▶ **Work item**
Wherever "each" appears in a line of the listing, that line should be returned.

▶ **Extracted information**
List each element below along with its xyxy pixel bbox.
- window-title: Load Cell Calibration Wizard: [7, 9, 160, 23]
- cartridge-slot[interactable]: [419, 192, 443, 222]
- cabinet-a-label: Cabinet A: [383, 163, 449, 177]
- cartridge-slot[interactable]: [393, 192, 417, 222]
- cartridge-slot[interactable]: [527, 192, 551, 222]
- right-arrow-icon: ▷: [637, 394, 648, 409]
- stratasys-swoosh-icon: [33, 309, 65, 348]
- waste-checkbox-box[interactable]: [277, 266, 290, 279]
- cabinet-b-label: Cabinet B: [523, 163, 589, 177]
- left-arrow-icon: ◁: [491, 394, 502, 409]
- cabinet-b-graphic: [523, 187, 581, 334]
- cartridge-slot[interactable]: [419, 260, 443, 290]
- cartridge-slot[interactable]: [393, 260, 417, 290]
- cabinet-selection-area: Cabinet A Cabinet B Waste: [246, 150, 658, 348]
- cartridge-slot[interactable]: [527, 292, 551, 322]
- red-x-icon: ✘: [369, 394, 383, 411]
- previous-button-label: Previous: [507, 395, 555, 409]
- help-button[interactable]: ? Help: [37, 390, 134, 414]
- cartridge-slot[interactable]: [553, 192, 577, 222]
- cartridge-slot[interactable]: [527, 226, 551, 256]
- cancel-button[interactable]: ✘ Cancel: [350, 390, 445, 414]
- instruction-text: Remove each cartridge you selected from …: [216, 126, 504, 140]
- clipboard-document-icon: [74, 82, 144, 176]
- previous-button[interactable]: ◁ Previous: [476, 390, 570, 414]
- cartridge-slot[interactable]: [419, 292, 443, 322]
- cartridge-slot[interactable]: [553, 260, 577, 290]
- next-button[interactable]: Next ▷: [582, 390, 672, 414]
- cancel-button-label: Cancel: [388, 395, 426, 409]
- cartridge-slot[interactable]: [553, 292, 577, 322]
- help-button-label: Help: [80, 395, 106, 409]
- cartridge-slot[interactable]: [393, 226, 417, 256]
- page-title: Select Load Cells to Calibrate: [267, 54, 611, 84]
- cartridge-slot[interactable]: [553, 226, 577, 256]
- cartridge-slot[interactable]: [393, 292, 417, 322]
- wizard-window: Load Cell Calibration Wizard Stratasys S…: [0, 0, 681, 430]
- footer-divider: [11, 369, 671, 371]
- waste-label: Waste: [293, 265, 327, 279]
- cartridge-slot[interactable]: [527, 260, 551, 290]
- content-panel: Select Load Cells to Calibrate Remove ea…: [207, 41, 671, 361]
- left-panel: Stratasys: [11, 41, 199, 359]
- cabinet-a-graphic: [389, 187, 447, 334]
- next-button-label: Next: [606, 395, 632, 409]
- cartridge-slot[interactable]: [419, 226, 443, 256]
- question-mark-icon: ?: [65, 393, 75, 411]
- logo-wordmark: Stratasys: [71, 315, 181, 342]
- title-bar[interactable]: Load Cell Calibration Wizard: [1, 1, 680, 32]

▶ **Response**
List each element below along with its xyxy pixel bbox.
- instruction-text: Remove each cartridge you selected from …: [216, 126, 504, 140]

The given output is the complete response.